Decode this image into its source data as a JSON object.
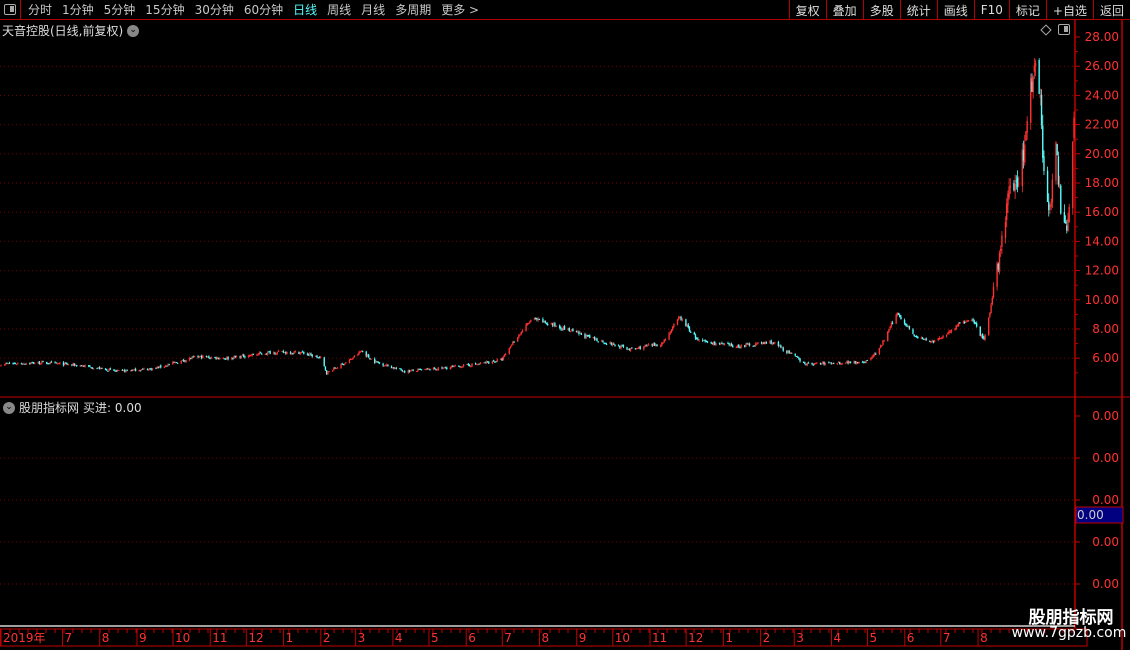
{
  "toolbar": {
    "periods": [
      "分时",
      "1分钟",
      "5分钟",
      "15分钟",
      "30分钟",
      "60分钟",
      "日线",
      "周线",
      "月线",
      "多周期",
      "更多 >"
    ],
    "active_period": "日线",
    "right_buttons": [
      "复权",
      "叠加",
      "多股",
      "统计",
      "画线",
      "F10",
      "标记",
      "+自选",
      "返回"
    ]
  },
  "main_panel": {
    "title": "天音控股(日线,前复权)"
  },
  "indicator_panel": {
    "name": "股朋指标网",
    "value_label": "买进: 0.00",
    "axis_labels": [
      "0.00",
      "0.00",
      "0.00",
      "0.00",
      "0.00"
    ],
    "cursor_value": "0.00"
  },
  "watermark": {
    "line1": "股朋指标网",
    "line2": "www.7gpzb.com"
  },
  "colors": {
    "up": "#ff3232",
    "down": "#54fcfc",
    "axis": "#c00000",
    "price_label": "#ff3232",
    "active": "#54fcfc",
    "cursor_box": "#000080"
  },
  "chart_data": {
    "type": "candlestick",
    "ylim": [
      4.5,
      28.5
    ],
    "y_ticks": [
      "28.00",
      "26.00",
      "24.00",
      "22.00",
      "20.00",
      "18.00",
      "16.00",
      "14.00",
      "12.00",
      "10.00",
      "8.00",
      "6.00"
    ],
    "grid": true,
    "x_ticks": [
      {
        "label": "2019年",
        "date": "2019-06-01"
      },
      {
        "label": "7",
        "date": "2019-07-01"
      },
      {
        "label": "8",
        "date": "2019-08-01"
      },
      {
        "label": "9",
        "date": "2019-09-01"
      },
      {
        "label": "10",
        "date": "2019-10-01"
      },
      {
        "label": "11",
        "date": "2019-11-01"
      },
      {
        "label": "12",
        "date": "2019-12-01"
      },
      {
        "label": "1",
        "date": "2020-01-01"
      },
      {
        "label": "2",
        "date": "2020-02-01"
      },
      {
        "label": "3",
        "date": "2020-03-01"
      },
      {
        "label": "4",
        "date": "2020-04-01"
      },
      {
        "label": "5",
        "date": "2020-05-01"
      },
      {
        "label": "6",
        "date": "2020-06-01"
      },
      {
        "label": "7",
        "date": "2020-07-01"
      },
      {
        "label": "8",
        "date": "2020-08-01"
      },
      {
        "label": "9",
        "date": "2020-09-01"
      },
      {
        "label": "10",
        "date": "2020-10-01"
      },
      {
        "label": "11",
        "date": "2020-11-01"
      },
      {
        "label": "12",
        "date": "2020-12-01"
      },
      {
        "label": "1",
        "date": "2021-01-01"
      },
      {
        "label": "2",
        "date": "2021-02-01"
      },
      {
        "label": "3",
        "date": "2021-03-01"
      },
      {
        "label": "4",
        "date": "2021-04-01"
      },
      {
        "label": "5",
        "date": "2021-05-01"
      },
      {
        "label": "6",
        "date": "2021-06-01"
      },
      {
        "label": "7",
        "date": "2021-07-01"
      },
      {
        "label": "8",
        "date": "2021-08-01"
      }
    ],
    "close_trend": [
      [
        "2019-05-10",
        5.6
      ],
      [
        "2019-06-15",
        5.7
      ],
      [
        "2019-07-15",
        5.5
      ],
      [
        "2019-08-15",
        5.1
      ],
      [
        "2019-09-15",
        5.3
      ],
      [
        "2019-10-20",
        6.1
      ],
      [
        "2019-11-15",
        6.0
      ],
      [
        "2019-12-20",
        6.4
      ],
      [
        "2020-01-15",
        6.4
      ],
      [
        "2020-01-31",
        6.0
      ],
      [
        "2020-02-05",
        5.0
      ],
      [
        "2020-02-25",
        5.9
      ],
      [
        "2020-03-05",
        6.5
      ],
      [
        "2020-03-15",
        5.8
      ],
      [
        "2020-04-10",
        5.1
      ],
      [
        "2020-05-10",
        5.3
      ],
      [
        "2020-06-10",
        5.6
      ],
      [
        "2020-06-30",
        5.9
      ],
      [
        "2020-07-10",
        7.2
      ],
      [
        "2020-07-25",
        8.7
      ],
      [
        "2020-08-15",
        8.2
      ],
      [
        "2020-09-15",
        7.3
      ],
      [
        "2020-10-15",
        6.6
      ],
      [
        "2020-11-10",
        7.0
      ],
      [
        "2020-11-25",
        8.8
      ],
      [
        "2020-12-10",
        7.2
      ],
      [
        "2021-01-10",
        6.8
      ],
      [
        "2021-02-10",
        7.1
      ],
      [
        "2021-02-25",
        6.3
      ],
      [
        "2021-03-10",
        5.6
      ],
      [
        "2021-04-10",
        5.7
      ],
      [
        "2021-04-30",
        5.8
      ],
      [
        "2021-05-10",
        6.6
      ],
      [
        "2021-05-25",
        9.1
      ],
      [
        "2021-06-10",
        7.4
      ],
      [
        "2021-06-25",
        7.1
      ],
      [
        "2021-07-10",
        8.0
      ],
      [
        "2021-07-25",
        8.8
      ],
      [
        "2021-08-05",
        7.2
      ],
      [
        "2021-08-12",
        10.0
      ],
      [
        "2021-08-18",
        13.0
      ],
      [
        "2021-08-25",
        17.0
      ],
      [
        "2021-09-01",
        18.0
      ],
      [
        "2021-09-08",
        20.5
      ],
      [
        "2021-09-13",
        24.5
      ],
      [
        "2021-09-18",
        27.5
      ],
      [
        "2021-09-24",
        19.0
      ],
      [
        "2021-09-29",
        16.2
      ],
      [
        "2021-10-04",
        20.0
      ],
      [
        "2021-10-08",
        16.5
      ],
      [
        "2021-10-13",
        15.0
      ],
      [
        "2021-10-16",
        17.5
      ],
      [
        "2021-10-19",
        22.3
      ]
    ]
  }
}
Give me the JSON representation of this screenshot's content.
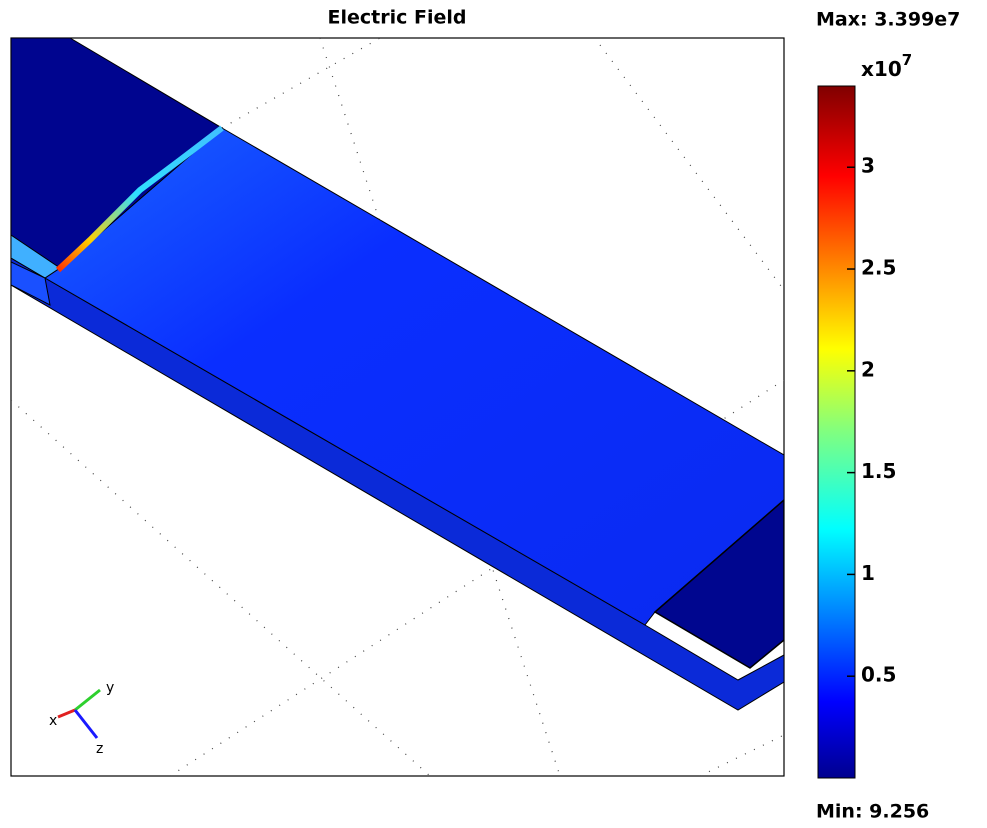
{
  "chart_data": {
    "type": "surface",
    "title": "Electric Field",
    "max_label": "Max: 3.399e7",
    "min_label": "Min: 9.256",
    "colorbar": {
      "multiplier_base": "x10",
      "multiplier_exponent": "7",
      "clim": [
        9.256e-07,
        3.399
      ],
      "ticks": [
        0.5,
        1,
        1.5,
        2,
        2.5,
        3
      ]
    },
    "axes_triad": {
      "x": "x",
      "y": "y",
      "z": "z"
    }
  }
}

• • • • •

REQUIREMENT: Extract, from the listing above, every line where the string "title" occurs.

RESULT:
    "title": "天音控股(日线,前复权)"
    "title": "Electric Field",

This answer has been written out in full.